• **Goal**
Your task is to copy the listing exactly, with the pictures left out.

[Dataset entries]
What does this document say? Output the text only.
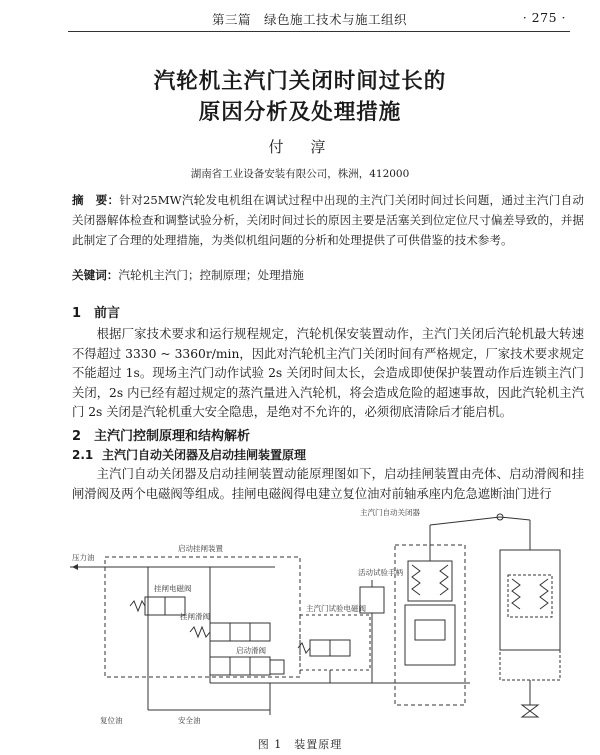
第三篇　绿色施工技术与施工组织	· 275 ·
汽轮机主汽门关闭时间过长的
原因分析及处理措施
付　淳
湖南省工业设备安装有限公司，株洲，412000
摘　要：针对25MW汽轮发电机组在调试过程中出现的主汽门关闭时间过长问题，通过主汽门自动关闭器解体检查和调整试验分析，关闭时间过长的原因主要是活塞关到位定位尺寸偏差导致的，并据此制定了合理的处理措施，为类似机组问题的分析和处理提供了可供借鉴的技术参考。
关键词：汽轮机主汽门；控制原理；处理措施
1 前言
根据厂家技术要求和运行规程规定，汽轮机保安装置动作，主汽门关闭后汽轮机最大转速不得超过 3330 ~ 3360r/min，因此对汽轮机主汽门关闭时间有严格规定，厂家技术要求规定不能超过 1s。现场主汽门动作试验 2s 关闭时间太长，会造成即使保护装置动作后连锁主汽门关闭，2s 内已经有超过规定的蒸汽量进入汽轮机，将会造成危险的超速事故，因此汽轮机主汽门 2s 关闭是汽轮机重大安全隐患，是绝对不允许的，必须彻底清除后才能启机。
2 主汽门控制原理和结构解析
2.1 主汽门自动关闭器及启动挂闸装置原理
主汽门自动关闭器及启动挂闸装置动能原理图如下，启动挂闸装置由壳体、启动滑阀和挂闸滑阀及两个电磁阀等组成。挂闸电磁阀得电建立复位油对前轴承座内危急遮断油门进行
压力油
启动挂闸装置
挂闸电磁阀
挂闸滑阀
启动滑阀
主汽门试验电磁阀
活动试验手柄
主汽门自动关闭器
复位油	安全油
图 1　装置原理
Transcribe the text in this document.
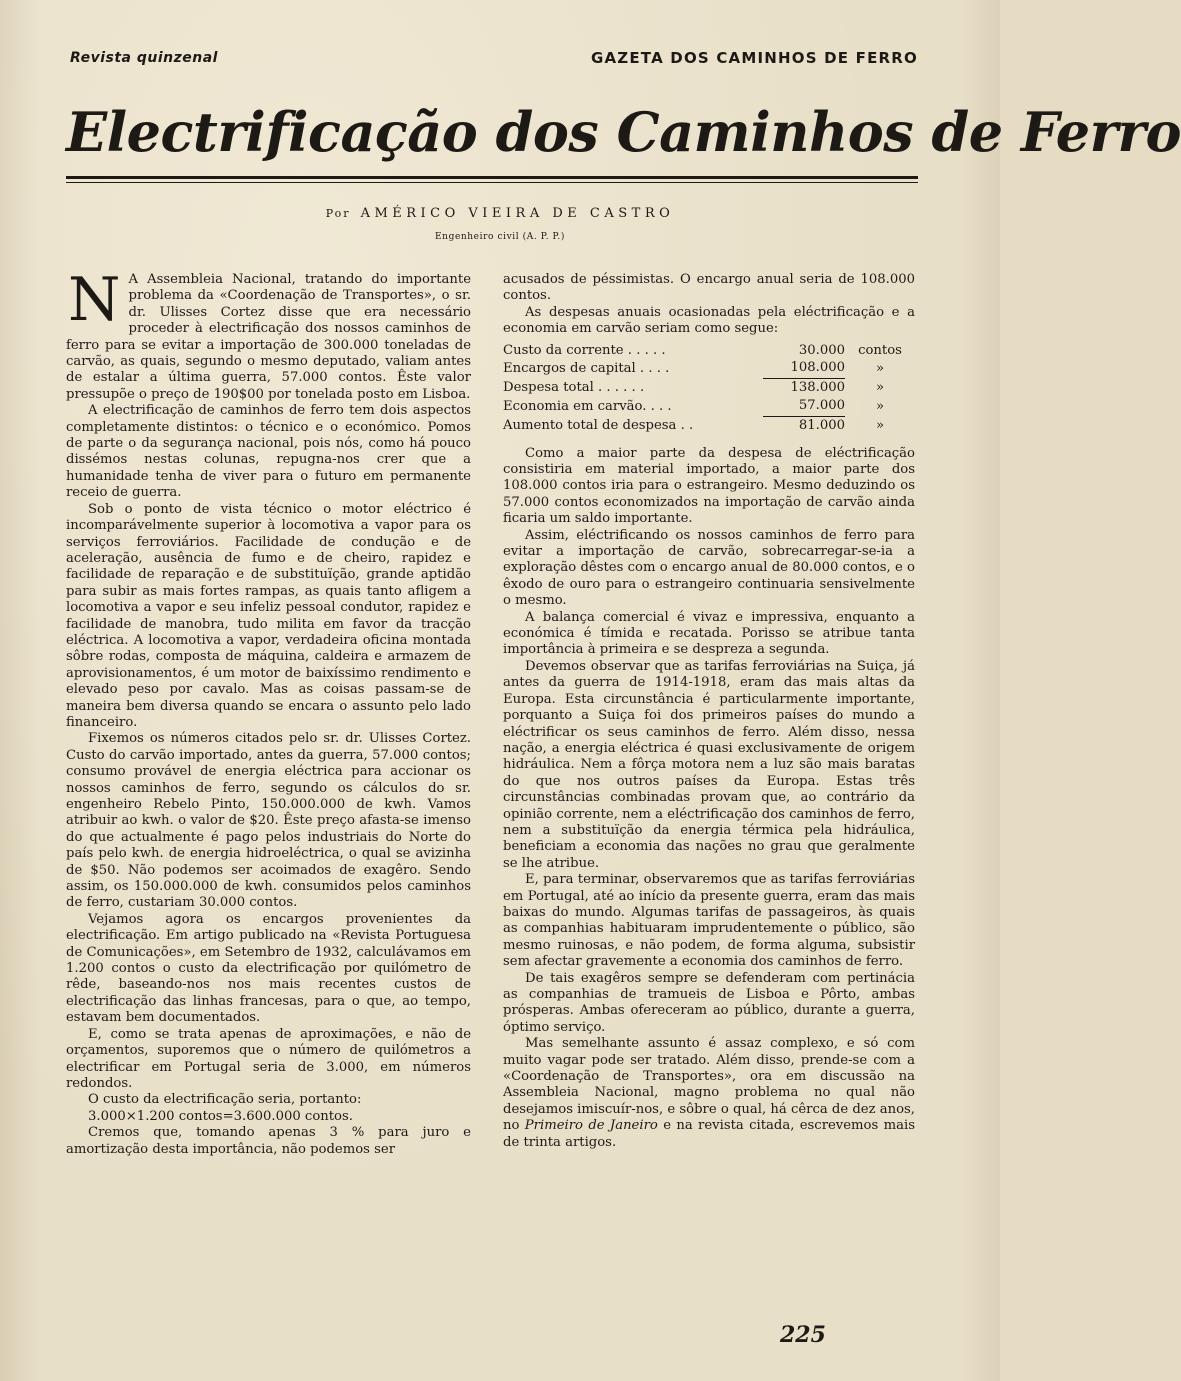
Revista quinzenal	GAZETA DOS CAMINHOS DE FERRO
Electrificação dos Caminhos de Ferro
Por AMÉRICO VIEIRA DE CASTRO
Engenheiro civil (A. P. P.)

N A Assembleia Nacional, tratando do importante problema da «Coordenação de Transportes», o sr. dr. Ulisses Cortez disse que era necessário proceder à electrificação dos nossos caminhos de ferro para se evitar a importação de 300.000 toneladas de carvão, as quais, segundo o mesmo deputado, valiam antes de estalar a última guerra, 57.000 contos. Êste valor pressupõe o preço de 190$00 por tonelada posto em Lisboa.

A electrificação de caminhos de ferro tem dois aspectos completamente distintos: o técnico e o económico. Pomos de parte o da segurança nacional, pois nós, como há pouco dissémos nestas colunas, repugna-nos crer que a humanidade tenha de viver para o futuro em permanente receio de guerra.

Sob o ponto de vista técnico o motor eléctrico é incomparávelmente superior à locomotiva a vapor para os serviços ferroviários. Facilidade de condução e de aceleração, ausência de fumo e de cheiro, rapidez e facilidade de reparação e de substituïção, grande aptidão para subir as mais fortes rampas, as quais tanto afligem a locomotiva a vapor e seu infeliz pessoal condutor, rapidez e facilidade de manobra, tudo milita em favor da tracção eléctrica. A locomotiva a vapor, verdadeira oficina montada sôbre rodas, composta de máquina, caldeira e armazem de aprovisionamentos, é um motor de baixíssimo rendimento e elevado peso por cavalo. Mas as coisas passam-se de maneira bem diversa quando se encara o assunto pelo lado financeiro.

Fixemos os números citados pelo sr. dr. Ulisses Cortez. Custo do carvão importado, antes da guerra, 57.000 contos; consumo provável de energia eléctrica para accionar os nossos caminhos de ferro, segundo os cálculos do sr. engenheiro Rebelo Pinto, 150.000.000 de kwh. Vamos atribuir ao kwh. o valor de $20. Êste preço afasta-se imenso do que actualmente é pago pelos industriais do Norte do país pelo kwh. de energia hidroeléctrica, o qual se avizinha de $50. Não podemos ser acoimados de exagêro. Sendo assim, os 150.000.000 de kwh. consumidos pelos caminhos de ferro, custariam 30.000 contos.

Vejamos agora os encargos provenientes da electrificação. Em artigo publicado na «Revista Portuguesa de Comunicações», em Setembro de 1932, calculávamos em 1.200 contos o custo da electrificação por quilómetro de rêde, baseando-nos nos mais recentes custos de electrificação das linhas francesas, para o que, ao tempo, estavam bem documentados.

E, como se trata apenas de aproximações, e não de orçamentos, suporemos que o número de quilómetros a electrificar em Portugal seria de 3.000, em números redondos.

O custo da electrificação seria, portanto:

3.000×1.200 contos=3.600.000 contos.

Cremos que, tomando apenas 3 % para juro e amortização desta importância, não podemos ser

acusados de péssimistas. O encargo anual seria de 108.000 contos.

As despesas anuais ocasionadas pela eléctrificação e a economia em carvão seriam como segue:

Custo da corrente . . . . .	30.000 contos
Encargos de capital . . . .	108.000	»
Despesa total . . . . . .	138.000	»
Economia em carvão. . . .	57.000	»
Aumento total de despesa . .	81.000	»

Como a maior parte da despesa de eléctrificação consistiria em material importado, a maior parte dos 108.000 contos iria para o estrangeiro. Mesmo deduzindo os 57.000 contos economizados na importação de carvão ainda ficaria um saldo importante.

Assim, eléctrificando os nossos caminhos de ferro para evitar a importação de carvão, sobrecarregar-se-ia a exploração dêstes com o encargo anual de 80.000 contos, e o êxodo de ouro para o estrangeiro continuaria sensivelmente o mesmo.

A balança comercial é vivaz e impressiva, enquanto a económica é tímida e recatada. Porisso se atribue tanta importância à primeira e se despreza a segunda.

Devemos observar que as tarifas ferroviárias na Suiça, já antes da guerra de 1914-1918, eram das mais altas da Europa. Esta circunstância é particularmente importante, porquanto a Suiça foi dos primeiros países do mundo a eléctrificar os seus caminhos de ferro. Além disso, nessa nação, a energia eléctrica é quasi exclusivamente de origem hidráulica. Nem a fôrça motora nem a luz são mais baratas do que nos outros países da Europa. Estas três circunstâncias combinadas provam que, ao contrário da opinião corrente, nem a eléctrificação dos caminhos de ferro, nem a substituïção da energia térmica pela hidráulica, beneficiam a economia das nações no grau que geralmente se lhe atribue.

E, para terminar, observaremos que as tarifas ferroviárias em Portugal, até ao início da presente guerra, eram das mais baixas do mundo. Algumas tarifas de passageiros, às quais as companhias habituaram imprudentemente o público, são mesmo ruinosas, e não podem, de forma alguma, subsistir sem afectar gravemente a economia dos caminhos de ferro.

De tais exagêros sempre se defenderam com pertinácia as companhias de tramueis de Lisboa e Pôrto, ambas prósperas. Ambas ofereceram ao público, durante a guerra, óptimo serviço.

Mas semelhante assunto é assaz complexo, e só com muito vagar pode ser tratado. Além disso, prende-se com a «Coordenação de Transportes», ora em discussão na Assembleia Nacional, magno problema no qual não desejamos imiscuír-nos, e sôbre o qual, há cêrca de dez anos, no Primeiro de Janeiro e na revista citada, escrevemos mais de trinta artigos.

225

• **Solution for this task**
What does this document say? Output the text only.
第三篇　绿色施工技术与施工组织	· 275 ·
汽轮机主汽门关闭时间过长的
原因分析及处理措施
付　淳
湖南省工业设备安装有限公司，株洲，412000
摘　要：针对25MW汽轮发电机组在调试过程中出现的主汽门关闭时间过长问题，通过主汽门自动关闭器解体检查和调整试验分析，关闭时间过长的原因主要是活塞关到位定位尺寸偏差导致的，并据此制定了合理的处理措施，为类似机组问题的分析和处理提供了可供借鉴的技术参考。
关键词：汽轮机主汽门；控制原理；处理措施
1 前言
根据厂家技术要求和运行规程规定，汽轮机保安装置动作，主汽门关闭后汽轮机最大转速不得超过 3330 ~ 3360r/min，因此对汽轮机主汽门关闭时间有严格规定，厂家技术要求规定不能超过 1s。现场主汽门动作试验 2s 关闭时间太长，会造成即使保护装置动作后连锁主汽门关闭，2s 内已经有超过规定的蒸汽量进入汽轮机，将会造成危险的超速事故，因此汽轮机主汽门 2s 关闭是汽轮机重大安全隐患，是绝对不允许的，必须彻底清除后才能启机。
2 主汽门控制原理和结构解析
2.1 主汽门自动关闭器及启动挂闸装置原理
主汽门自动关闭器及启动挂闸装置动能原理图如下，启动挂闸装置由壳体、启动滑阀和挂闸滑阀及两个电磁阀等组成。挂闸电磁阀得电建立复位油对前轴承座内危急遮断油门进行
压力油
启动挂闸装置
挂闸电磁阀
挂闸滑阀
启动滑阀
主汽门试验电磁阀
活动试验手柄
主汽门自动关闭器
复位油	安全油
图 1　装置原理
Transcribe the text in this document.
Revista quinzenal	GAZETA DOS CAMINHOS DE FERRO
Electrificação dos Caminhos de Ferro
Por AMÉRICO VIEIRA DE CASTRO
Engenheiro civil (A. P. P.)

N A Assembleia Nacional, tratando do importante problema da «Coordenação de Transportes», o sr. dr. Ulisses Cortez disse que era necessário proceder à electrificação dos nossos caminhos de ferro para se evitar a importação de 300.000 toneladas de carvão, as quais, segundo o mesmo deputado, valiam antes de estalar a última guerra, 57.000 contos. Êste valor pressupõe o preço de 190$00 por tonelada posto em Lisboa.

A electrificação de caminhos de ferro tem dois aspectos completamente distintos: o técnico e o económico. Pomos de parte o da segurança nacional, pois nós, como há pouco dissémos nestas colunas, repugna-nos crer que a humanidade tenha de viver para o futuro em permanente receio de guerra.

Sob o ponto de vista técnico o motor eléctrico é incomparávelmente superior à locomotiva a vapor para os serviços ferroviários. Facilidade de condução e de aceleração, ausência de fumo e de cheiro, rapidez e facilidade de reparação e de substituïção, grande aptidão para subir as mais fortes rampas, as quais tanto afligem a locomotiva a vapor e seu infeliz pessoal condutor, rapidez e facilidade de manobra, tudo milita em favor da tracção eléctrica. A locomotiva a vapor, verdadeira oficina montada sôbre rodas, composta de máquina, caldeira e armazem de aprovisionamentos, é um motor de baixíssimo rendimento e elevado peso por cavalo. Mas as coisas passam-se de maneira bem diversa quando se encara o assunto pelo lado financeiro.

Fixemos os números citados pelo sr. dr. Ulisses Cortez. Custo do carvão importado, antes da guerra, 57.000 contos; consumo provável de energia eléctrica para accionar os nossos caminhos de ferro, segundo os cálculos do sr. engenheiro Rebelo Pinto, 150.000.000 de kwh. Vamos atribuir ao kwh. o valor de $20. Êste preço afasta-se imenso do que actualmente é pago pelos industriais do Norte do país pelo kwh. de energia hidroeléctrica, o qual se avizinha de $50. Não podemos ser acoimados de exagêro. Sendo assim, os 150.000.000 de kwh. consumidos pelos caminhos de ferro, custariam 30.000 contos.

Vejamos agora os encargos provenientes da electrificação. Em artigo publicado na «Revista Portuguesa de Comunicações», em Setembro de 1932, calculávamos em 1.200 contos o custo da electrificação por quilómetro de rêde, baseando-nos nos mais recentes custos de electrificação das linhas francesas, para o que, ao tempo, estavam bem documentados.

E, como se trata apenas de aproximações, e não de orçamentos, suporemos que o número de quilómetros a electrificar em Portugal seria de 3.000, em números redondos.

O custo da electrificação seria, portanto:

3.000×1.200 contos=3.600.000 contos.

Cremos que, tomando apenas 3 % para juro e amortização desta importância, não podemos ser

acusados de péssimistas. O encargo anual seria de 108.000 contos.

As despesas anuais ocasionadas pela eléctrificação e a economia em carvão seriam como segue:

Custo da corrente . . . . .	30.000 contos
Encargos de capital . . . .	108.000	»
Despesa total . . . . . .	138.000	»
Economia em carvão. . . .	57.000	»
Aumento total de despesa . .	81.000	»

Como a maior parte da despesa de eléctrificação consistiria em material importado, a maior parte dos 108.000 contos iria para o estrangeiro. Mesmo deduzindo os 57.000 contos economizados na importação de carvão ainda ficaria um saldo importante.

Assim, eléctrificando os nossos caminhos de ferro para evitar a importação de carvão, sobrecarregar-se-ia a exploração dêstes com o encargo anual de 80.000 contos, e o êxodo de ouro para o estrangeiro continuaria sensivelmente o mesmo.

A balança comercial é vivaz e impressiva, enquanto a económica é tímida e recatada. Porisso se atribue tanta importância à primeira e se despreza a segunda.

Devemos observar que as tarifas ferroviárias na Suiça, já antes da guerra de 1914-1918, eram das mais altas da Europa. Esta circunstância é particularmente importante, porquanto a Suiça foi dos primeiros países do mundo a eléctrificar os seus caminhos de ferro. Além disso, nessa nação, a energia eléctrica é quasi exclusivamente de origem hidráulica. Nem a fôrça motora nem a luz são mais baratas do que nos outros países da Europa. Estas três circunstâncias combinadas provam que, ao contrário da opinião corrente, nem a eléctrificação dos caminhos de ferro, nem a substituïção da energia térmica pela hidráulica, beneficiam a economia das nações no grau que geralmente se lhe atribue.

E, para terminar, observaremos que as tarifas ferroviárias em Portugal, até ao início da presente guerra, eram das mais baixas do mundo. Algumas tarifas de passageiros, às quais as companhias habituaram imprudentemente o público, são mesmo ruinosas, e não podem, de forma alguma, subsistir sem afectar gravemente a economia dos caminhos de ferro.

De tais exagêros sempre se defenderam com pertinácia as companhias de tramueis de Lisboa e Pôrto, ambas prósperas. Ambas ofereceram ao público, durante a guerra, óptimo serviço.

Mas semelhante assunto é assaz complexo, e só com muito vagar pode ser tratado. Além disso, prende-se com a «Coordenação de Transportes», ora em discussão na Assembleia Nacional, magno problema no qual não desejamos imiscuír-nos, e sôbre o qual, há cêrca de dez anos, no Primeiro de Janeiro e na revista citada, escrevemos mais de trinta artigos.

225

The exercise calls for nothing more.